§ EXERCISE: Please report how many lines of the following entries hold the word "Urteil", giving the number alone.

§ RECORDS:
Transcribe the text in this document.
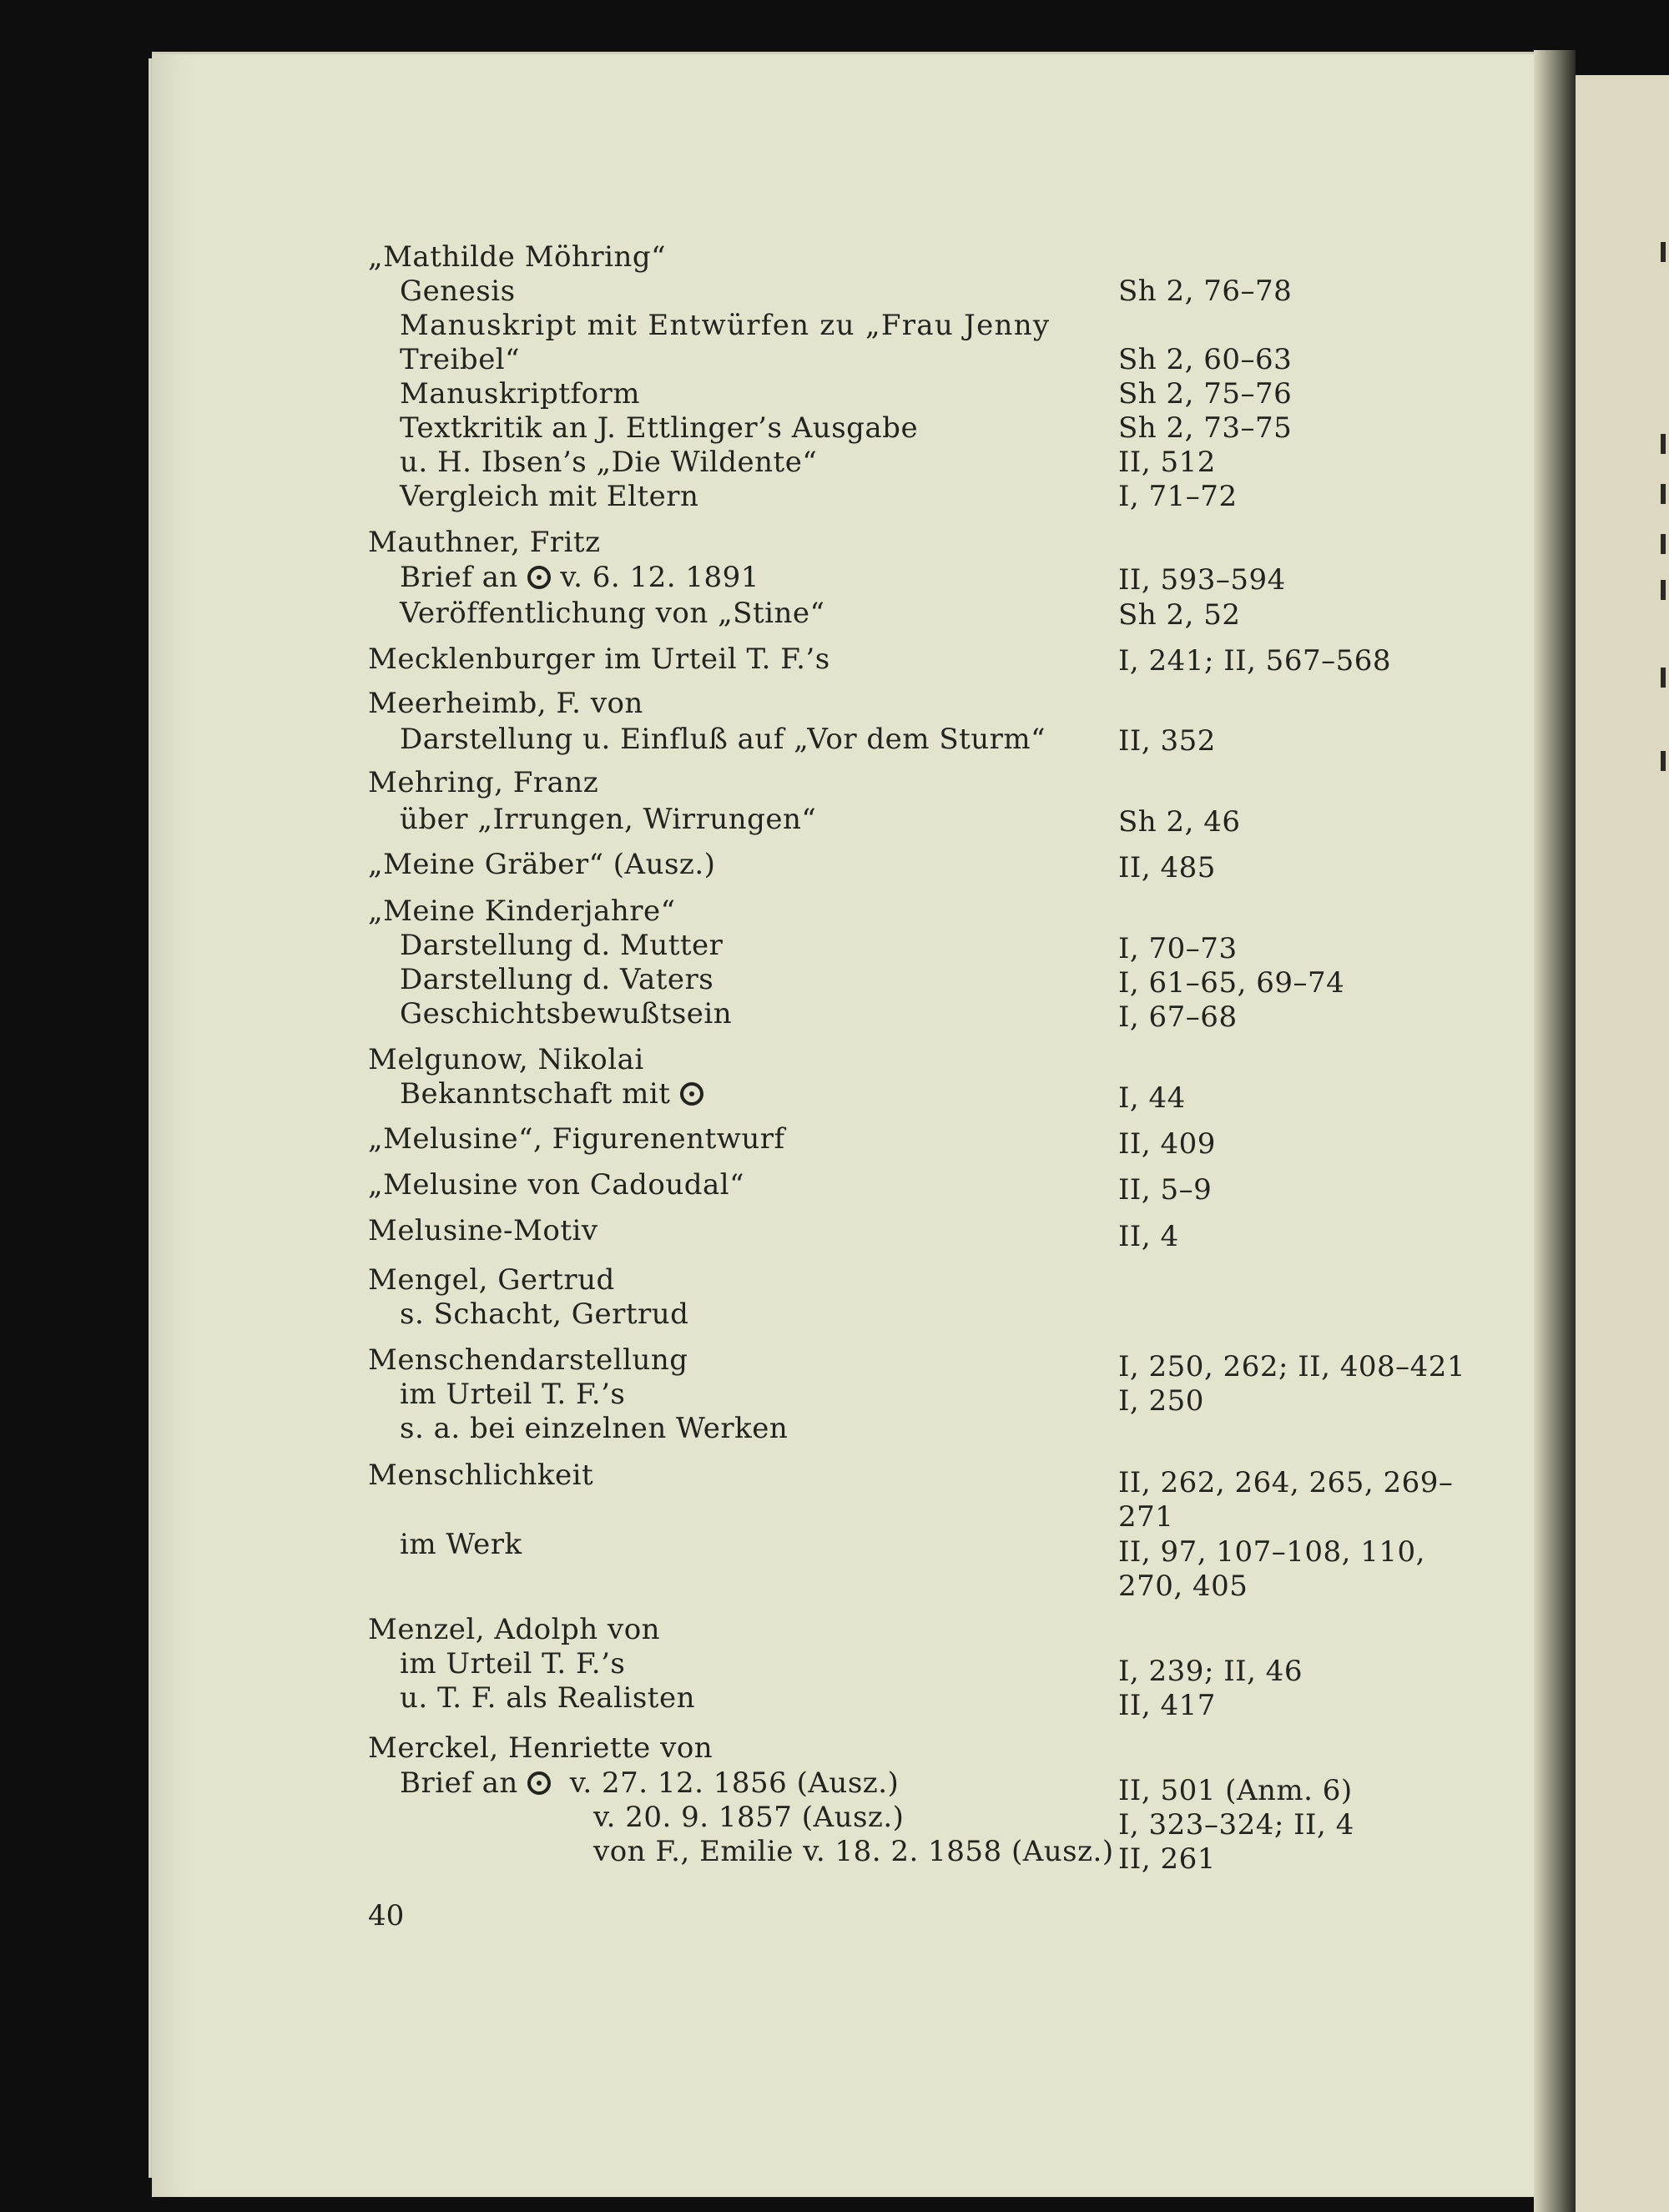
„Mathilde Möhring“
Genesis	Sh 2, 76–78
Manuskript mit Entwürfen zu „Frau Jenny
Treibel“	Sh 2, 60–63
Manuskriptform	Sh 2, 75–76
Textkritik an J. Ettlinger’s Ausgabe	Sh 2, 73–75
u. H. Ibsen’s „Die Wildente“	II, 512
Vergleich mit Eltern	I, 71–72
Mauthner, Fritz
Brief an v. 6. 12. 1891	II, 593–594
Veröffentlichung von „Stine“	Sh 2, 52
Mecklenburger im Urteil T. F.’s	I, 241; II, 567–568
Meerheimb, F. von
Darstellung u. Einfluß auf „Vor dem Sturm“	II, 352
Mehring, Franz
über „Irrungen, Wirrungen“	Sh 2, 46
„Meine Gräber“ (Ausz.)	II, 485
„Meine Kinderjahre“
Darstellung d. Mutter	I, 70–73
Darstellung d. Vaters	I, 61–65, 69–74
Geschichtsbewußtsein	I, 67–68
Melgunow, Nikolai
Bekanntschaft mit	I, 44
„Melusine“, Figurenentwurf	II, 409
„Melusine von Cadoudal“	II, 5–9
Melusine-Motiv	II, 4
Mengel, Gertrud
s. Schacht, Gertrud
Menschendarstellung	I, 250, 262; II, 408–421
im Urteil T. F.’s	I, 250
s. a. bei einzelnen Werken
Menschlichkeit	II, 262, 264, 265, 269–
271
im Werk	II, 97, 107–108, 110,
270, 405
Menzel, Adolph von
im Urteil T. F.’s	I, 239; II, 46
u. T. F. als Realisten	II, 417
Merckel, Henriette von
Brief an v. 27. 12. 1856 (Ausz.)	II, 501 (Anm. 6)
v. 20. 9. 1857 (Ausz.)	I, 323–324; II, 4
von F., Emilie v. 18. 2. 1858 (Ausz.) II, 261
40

§ RESPONSE TO THIS TASK: 3